» Provided data:
= = = = = = =

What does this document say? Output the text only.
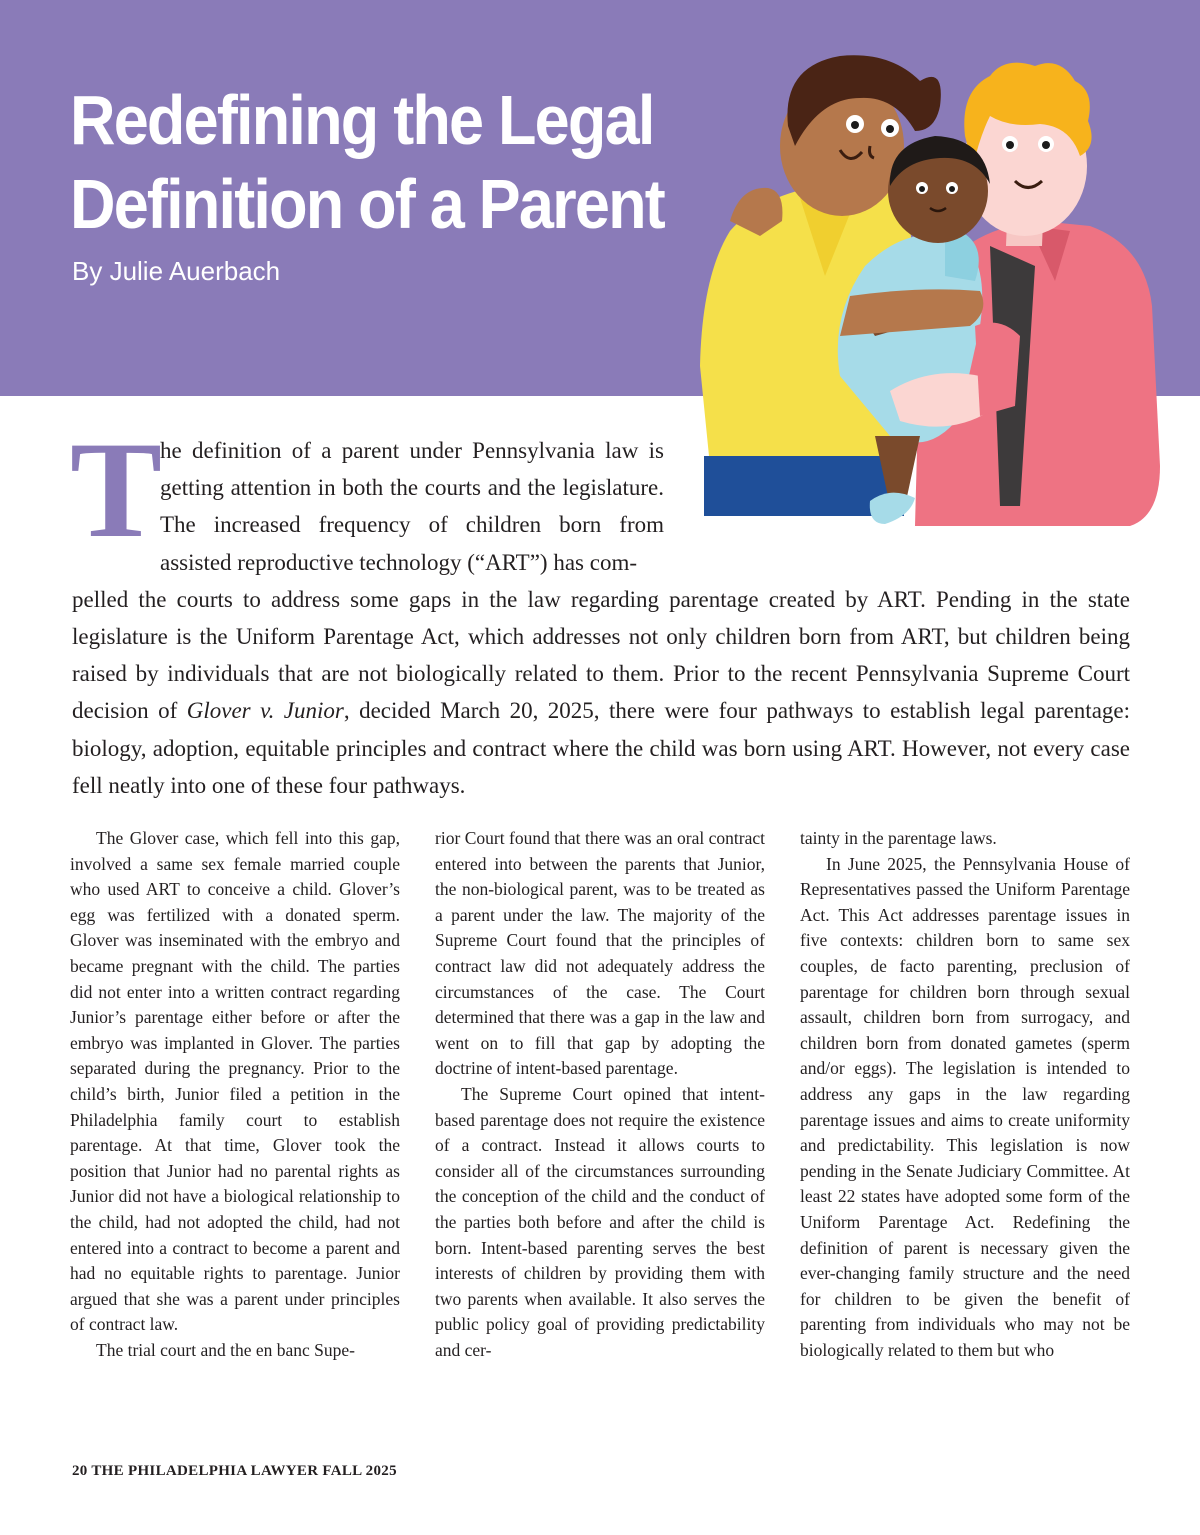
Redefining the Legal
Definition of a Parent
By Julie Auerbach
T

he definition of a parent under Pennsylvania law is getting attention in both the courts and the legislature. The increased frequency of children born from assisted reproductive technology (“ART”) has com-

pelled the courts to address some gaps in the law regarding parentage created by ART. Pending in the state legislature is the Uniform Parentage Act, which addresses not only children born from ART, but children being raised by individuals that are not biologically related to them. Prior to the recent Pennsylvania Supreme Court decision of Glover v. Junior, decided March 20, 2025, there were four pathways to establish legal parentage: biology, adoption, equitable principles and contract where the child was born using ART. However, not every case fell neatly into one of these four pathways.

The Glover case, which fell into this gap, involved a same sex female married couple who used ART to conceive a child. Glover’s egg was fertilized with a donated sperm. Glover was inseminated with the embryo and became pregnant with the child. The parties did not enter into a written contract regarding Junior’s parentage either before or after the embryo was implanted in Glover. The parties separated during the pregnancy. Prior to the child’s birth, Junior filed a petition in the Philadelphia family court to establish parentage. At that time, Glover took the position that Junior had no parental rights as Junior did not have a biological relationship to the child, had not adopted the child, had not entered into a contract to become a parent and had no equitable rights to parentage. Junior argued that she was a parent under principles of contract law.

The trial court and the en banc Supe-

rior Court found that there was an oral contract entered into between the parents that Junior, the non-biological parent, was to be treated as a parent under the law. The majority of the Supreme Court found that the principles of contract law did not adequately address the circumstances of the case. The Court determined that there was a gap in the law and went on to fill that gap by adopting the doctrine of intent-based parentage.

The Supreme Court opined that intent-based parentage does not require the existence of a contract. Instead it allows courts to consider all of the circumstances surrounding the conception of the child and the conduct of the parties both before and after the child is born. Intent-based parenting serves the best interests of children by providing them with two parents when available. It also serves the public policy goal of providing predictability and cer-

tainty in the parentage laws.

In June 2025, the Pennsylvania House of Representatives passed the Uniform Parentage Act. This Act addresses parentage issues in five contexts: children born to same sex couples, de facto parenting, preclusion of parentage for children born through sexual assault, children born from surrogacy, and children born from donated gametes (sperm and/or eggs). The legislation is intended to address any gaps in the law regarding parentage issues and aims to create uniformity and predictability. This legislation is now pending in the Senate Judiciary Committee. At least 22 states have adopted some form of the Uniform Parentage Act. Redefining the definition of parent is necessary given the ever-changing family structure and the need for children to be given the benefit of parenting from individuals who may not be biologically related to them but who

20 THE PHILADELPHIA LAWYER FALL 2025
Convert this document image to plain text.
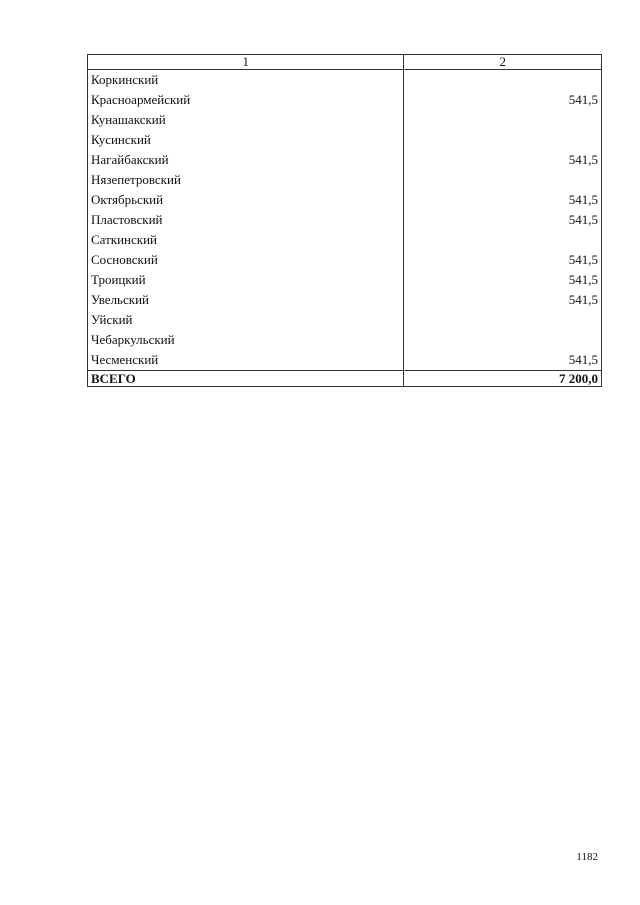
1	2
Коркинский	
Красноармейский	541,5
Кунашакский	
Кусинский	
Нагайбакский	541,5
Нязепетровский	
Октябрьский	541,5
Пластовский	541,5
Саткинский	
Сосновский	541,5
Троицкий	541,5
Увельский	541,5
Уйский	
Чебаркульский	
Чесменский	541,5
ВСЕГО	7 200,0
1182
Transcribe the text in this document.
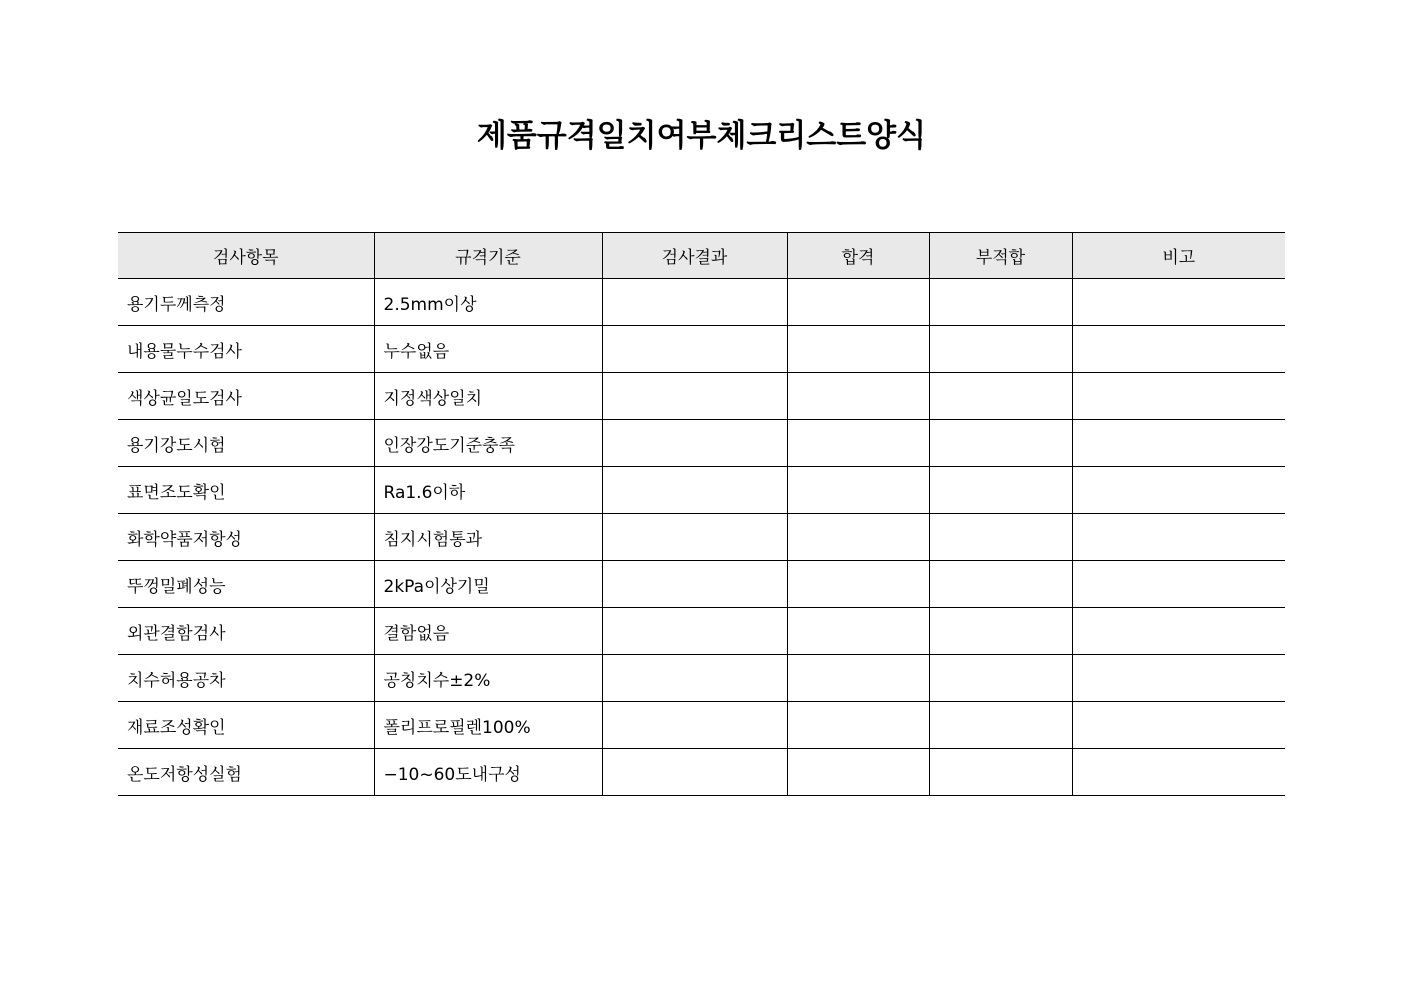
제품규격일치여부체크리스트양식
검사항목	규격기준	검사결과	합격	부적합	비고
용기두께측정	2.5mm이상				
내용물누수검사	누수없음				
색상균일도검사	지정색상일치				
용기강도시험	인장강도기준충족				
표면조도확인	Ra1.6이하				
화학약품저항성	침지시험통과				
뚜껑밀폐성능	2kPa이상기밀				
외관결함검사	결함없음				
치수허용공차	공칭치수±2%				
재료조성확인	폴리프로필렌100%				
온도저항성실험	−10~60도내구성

= = = = = = =

» Work to complete: Scan the listing above. Gather each line that contains the word "document".

» Answer for this exercise:
What does this document say? Output the text only.
Convert this document image to plain text.
Transcribe the text in this document.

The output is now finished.